Goal
Omit the pictures and return every entry exactly as written.

[Data records]
◆ ◆ ◆ ◆ ◆ ◆ ◆

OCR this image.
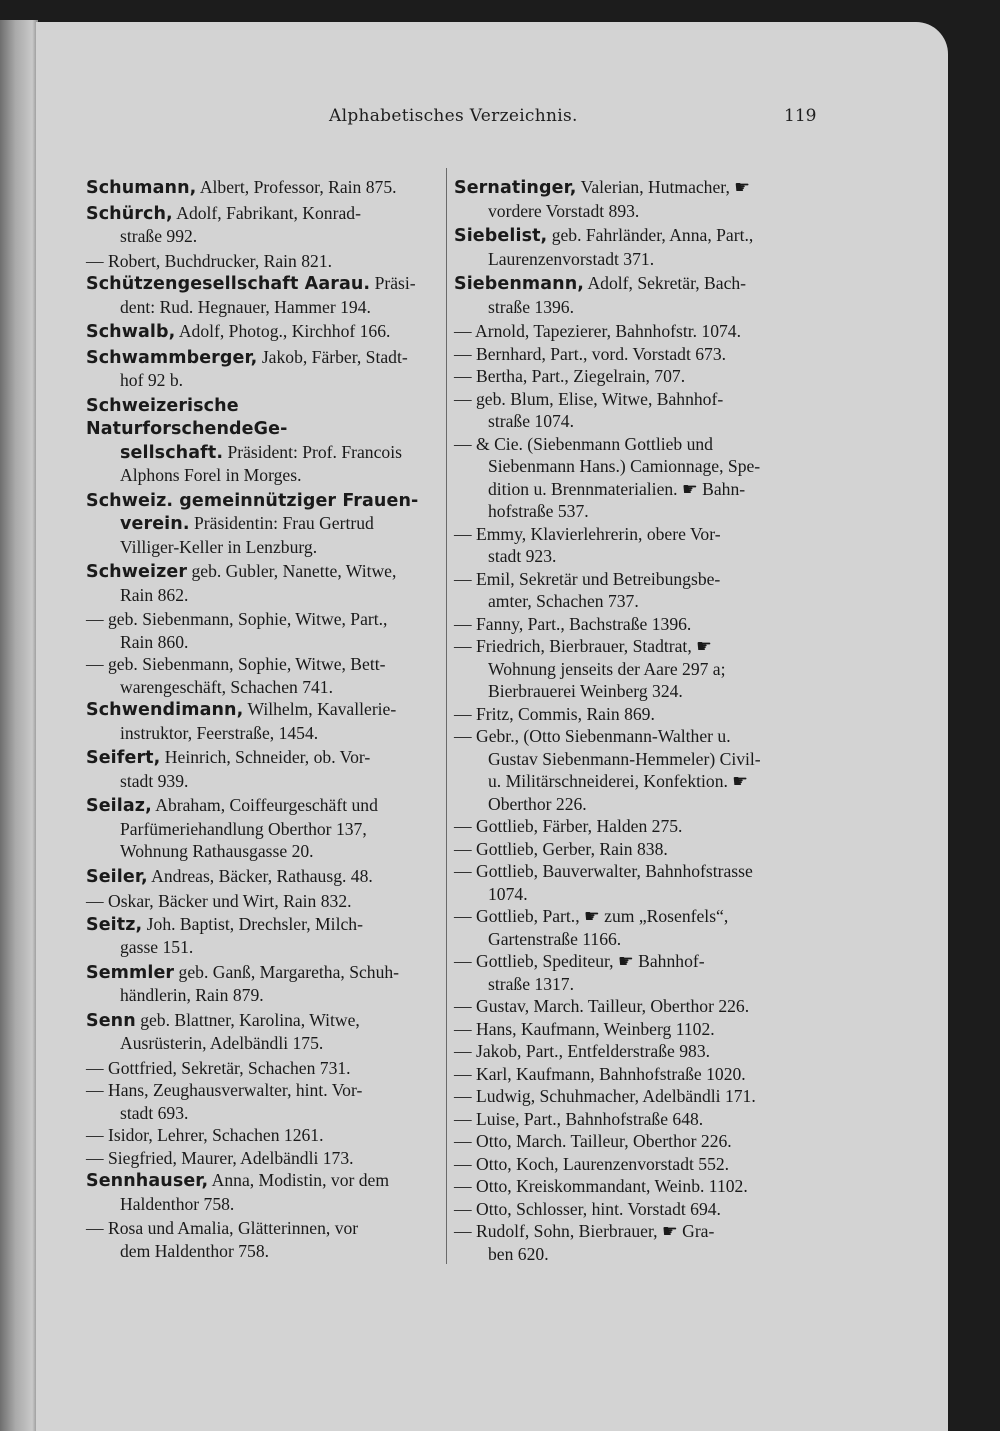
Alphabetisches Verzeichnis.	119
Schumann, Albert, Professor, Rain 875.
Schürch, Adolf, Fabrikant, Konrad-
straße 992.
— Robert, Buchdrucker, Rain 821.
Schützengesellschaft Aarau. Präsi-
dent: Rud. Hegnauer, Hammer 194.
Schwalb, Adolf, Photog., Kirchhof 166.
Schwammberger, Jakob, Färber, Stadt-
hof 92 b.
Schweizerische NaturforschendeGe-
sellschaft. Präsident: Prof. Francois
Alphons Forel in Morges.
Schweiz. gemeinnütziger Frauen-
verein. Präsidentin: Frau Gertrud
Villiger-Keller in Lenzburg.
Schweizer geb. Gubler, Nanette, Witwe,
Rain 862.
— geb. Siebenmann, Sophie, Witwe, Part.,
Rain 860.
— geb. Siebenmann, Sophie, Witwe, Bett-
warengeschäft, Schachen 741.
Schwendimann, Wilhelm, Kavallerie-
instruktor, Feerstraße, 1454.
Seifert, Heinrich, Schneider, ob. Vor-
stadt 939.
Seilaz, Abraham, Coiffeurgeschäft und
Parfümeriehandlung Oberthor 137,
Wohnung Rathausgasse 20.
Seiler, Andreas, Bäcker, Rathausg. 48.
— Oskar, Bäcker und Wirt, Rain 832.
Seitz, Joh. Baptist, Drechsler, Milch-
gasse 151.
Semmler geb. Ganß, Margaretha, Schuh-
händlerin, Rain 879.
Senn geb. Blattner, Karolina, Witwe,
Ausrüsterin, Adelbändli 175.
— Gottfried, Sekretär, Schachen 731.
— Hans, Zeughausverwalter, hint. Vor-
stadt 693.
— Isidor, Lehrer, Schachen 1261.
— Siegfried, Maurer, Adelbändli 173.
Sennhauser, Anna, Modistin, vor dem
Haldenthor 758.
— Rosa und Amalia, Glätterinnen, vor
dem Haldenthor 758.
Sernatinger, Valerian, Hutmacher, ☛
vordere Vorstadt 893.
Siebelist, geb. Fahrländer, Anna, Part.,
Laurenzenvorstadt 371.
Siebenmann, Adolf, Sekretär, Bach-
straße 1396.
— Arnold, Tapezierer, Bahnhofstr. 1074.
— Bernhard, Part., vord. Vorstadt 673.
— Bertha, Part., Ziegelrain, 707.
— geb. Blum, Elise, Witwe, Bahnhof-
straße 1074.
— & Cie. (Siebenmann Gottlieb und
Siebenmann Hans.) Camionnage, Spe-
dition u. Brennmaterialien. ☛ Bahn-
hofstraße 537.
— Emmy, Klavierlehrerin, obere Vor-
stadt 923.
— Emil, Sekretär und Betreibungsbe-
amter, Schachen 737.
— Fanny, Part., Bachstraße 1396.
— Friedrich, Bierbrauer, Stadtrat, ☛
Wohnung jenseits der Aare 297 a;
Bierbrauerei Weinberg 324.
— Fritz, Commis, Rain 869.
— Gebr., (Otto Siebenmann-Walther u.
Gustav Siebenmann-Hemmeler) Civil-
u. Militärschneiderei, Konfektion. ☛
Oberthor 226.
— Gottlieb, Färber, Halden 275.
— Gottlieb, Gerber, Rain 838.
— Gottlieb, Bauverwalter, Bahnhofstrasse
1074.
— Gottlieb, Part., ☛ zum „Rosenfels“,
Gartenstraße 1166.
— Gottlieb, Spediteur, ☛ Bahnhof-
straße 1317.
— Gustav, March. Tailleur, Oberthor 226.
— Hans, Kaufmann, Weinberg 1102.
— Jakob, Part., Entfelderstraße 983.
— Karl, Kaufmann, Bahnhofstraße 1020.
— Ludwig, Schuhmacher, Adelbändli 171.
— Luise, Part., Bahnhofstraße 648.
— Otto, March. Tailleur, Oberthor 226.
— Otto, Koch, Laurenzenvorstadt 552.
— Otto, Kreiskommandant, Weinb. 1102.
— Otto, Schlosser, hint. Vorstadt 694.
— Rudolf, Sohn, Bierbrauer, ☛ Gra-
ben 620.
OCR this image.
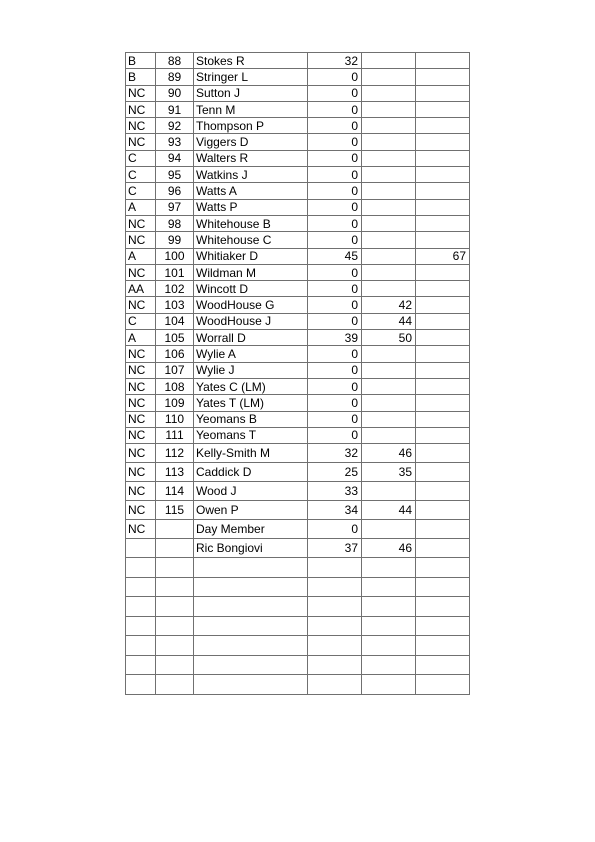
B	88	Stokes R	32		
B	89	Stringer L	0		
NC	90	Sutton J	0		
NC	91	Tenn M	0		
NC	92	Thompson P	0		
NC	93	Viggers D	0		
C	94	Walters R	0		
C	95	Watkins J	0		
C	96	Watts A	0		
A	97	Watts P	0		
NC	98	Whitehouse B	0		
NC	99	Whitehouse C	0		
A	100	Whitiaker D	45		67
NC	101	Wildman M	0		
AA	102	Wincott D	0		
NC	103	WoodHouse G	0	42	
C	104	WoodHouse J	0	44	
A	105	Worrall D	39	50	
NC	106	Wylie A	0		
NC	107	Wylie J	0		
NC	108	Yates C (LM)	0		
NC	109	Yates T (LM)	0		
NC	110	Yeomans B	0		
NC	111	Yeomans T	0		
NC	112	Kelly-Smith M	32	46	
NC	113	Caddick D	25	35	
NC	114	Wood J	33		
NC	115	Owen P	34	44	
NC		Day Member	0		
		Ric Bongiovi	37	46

◆ ◆ ◆ ◆ ◆ ◆ ◆

Solution
OCR this image.
Alphabetisches Verzeichnis.	119
Schumann, Albert, Professor, Rain 875.
Schürch, Adolf, Fabrikant, Konrad-
straße 992.
— Robert, Buchdrucker, Rain 821.
Schützengesellschaft Aarau. Präsi-
dent: Rud. Hegnauer, Hammer 194.
Schwalb, Adolf, Photog., Kirchhof 166.
Schwammberger, Jakob, Färber, Stadt-
hof 92 b.
Schweizerische NaturforschendeGe-
sellschaft. Präsident: Prof. Francois
Alphons Forel in Morges.
Schweiz. gemeinnütziger Frauen-
verein. Präsidentin: Frau Gertrud
Villiger-Keller in Lenzburg.
Schweizer geb. Gubler, Nanette, Witwe,
Rain 862.
— geb. Siebenmann, Sophie, Witwe, Part.,
Rain 860.
— geb. Siebenmann, Sophie, Witwe, Bett-
warengeschäft, Schachen 741.
Schwendimann, Wilhelm, Kavallerie-
instruktor, Feerstraße, 1454.
Seifert, Heinrich, Schneider, ob. Vor-
stadt 939.
Seilaz, Abraham, Coiffeurgeschäft und
Parfümeriehandlung Oberthor 137,
Wohnung Rathausgasse 20.
Seiler, Andreas, Bäcker, Rathausg. 48.
— Oskar, Bäcker und Wirt, Rain 832.
Seitz, Joh. Baptist, Drechsler, Milch-
gasse 151.
Semmler geb. Ganß, Margaretha, Schuh-
händlerin, Rain 879.
Senn geb. Blattner, Karolina, Witwe,
Ausrüsterin, Adelbändli 175.
— Gottfried, Sekretär, Schachen 731.
— Hans, Zeughausverwalter, hint. Vor-
stadt 693.
— Isidor, Lehrer, Schachen 1261.
— Siegfried, Maurer, Adelbändli 173.
Sennhauser, Anna, Modistin, vor dem
Haldenthor 758.
— Rosa und Amalia, Glätterinnen, vor
dem Haldenthor 758.
Sernatinger, Valerian, Hutmacher, ☛
vordere Vorstadt 893.
Siebelist, geb. Fahrländer, Anna, Part.,
Laurenzenvorstadt 371.
Siebenmann, Adolf, Sekretär, Bach-
straße 1396.
— Arnold, Tapezierer, Bahnhofstr. 1074.
— Bernhard, Part., vord. Vorstadt 673.
— Bertha, Part., Ziegelrain, 707.
— geb. Blum, Elise, Witwe, Bahnhof-
straße 1074.
— & Cie. (Siebenmann Gottlieb und
Siebenmann Hans.) Camionnage, Spe-
dition u. Brennmaterialien. ☛ Bahn-
hofstraße 537.
— Emmy, Klavierlehrerin, obere Vor-
stadt 923.
— Emil, Sekretär und Betreibungsbe-
amter, Schachen 737.
— Fanny, Part., Bachstraße 1396.
— Friedrich, Bierbrauer, Stadtrat, ☛
Wohnung jenseits der Aare 297 a;
Bierbrauerei Weinberg 324.
— Fritz, Commis, Rain 869.
— Gebr., (Otto Siebenmann-Walther u.
Gustav Siebenmann-Hemmeler) Civil-
u. Militärschneiderei, Konfektion. ☛
Oberthor 226.
— Gottlieb, Färber, Halden 275.
— Gottlieb, Gerber, Rain 838.
— Gottlieb, Bauverwalter, Bahnhofstrasse
1074.
— Gottlieb, Part., ☛ zum „Rosenfels“,
Gartenstraße 1166.
— Gottlieb, Spediteur, ☛ Bahnhof-
straße 1317.
— Gustav, March. Tailleur, Oberthor 226.
— Hans, Kaufmann, Weinberg 1102.
— Jakob, Part., Entfelderstraße 983.
— Karl, Kaufmann, Bahnhofstraße 1020.
— Ludwig, Schuhmacher, Adelbändli 171.
— Luise, Part., Bahnhofstraße 648.
— Otto, March. Tailleur, Oberthor 226.
— Otto, Koch, Laurenzenvorstadt 552.
— Otto, Kreiskommandant, Weinb. 1102.
— Otto, Schlosser, hint. Vorstadt 694.
— Rudolf, Sohn, Bierbrauer, ☛ Gra-
ben 620.
OCR this image.
B	88	Stokes R	32		
B	89	Stringer L	0		
NC	90	Sutton J	0		
NC	91	Tenn M	0		
NC	92	Thompson P	0		
NC	93	Viggers D	0		
C	94	Walters R	0		
C	95	Watkins J	0		
C	96	Watts A	0		
A	97	Watts P	0		
NC	98	Whitehouse B	0		
NC	99	Whitehouse C	0		
A	100	Whitiaker D	45		67
NC	101	Wildman M	0		
AA	102	Wincott D	0		
NC	103	WoodHouse G	0	42	
C	104	WoodHouse J	0	44	
A	105	Worrall D	39	50	
NC	106	Wylie A	0		
NC	107	Wylie J	0		
NC	108	Yates C (LM)	0		
NC	109	Yates T (LM)	0		
NC	110	Yeomans B	0		
NC	111	Yeomans T	0		
NC	112	Kelly-Smith M	32	46	
NC	113	Caddick D	25	35	
NC	114	Wood J	33		
NC	115	Owen P	34	44	
NC		Day Member	0		
		Ric Bongiovi	37	46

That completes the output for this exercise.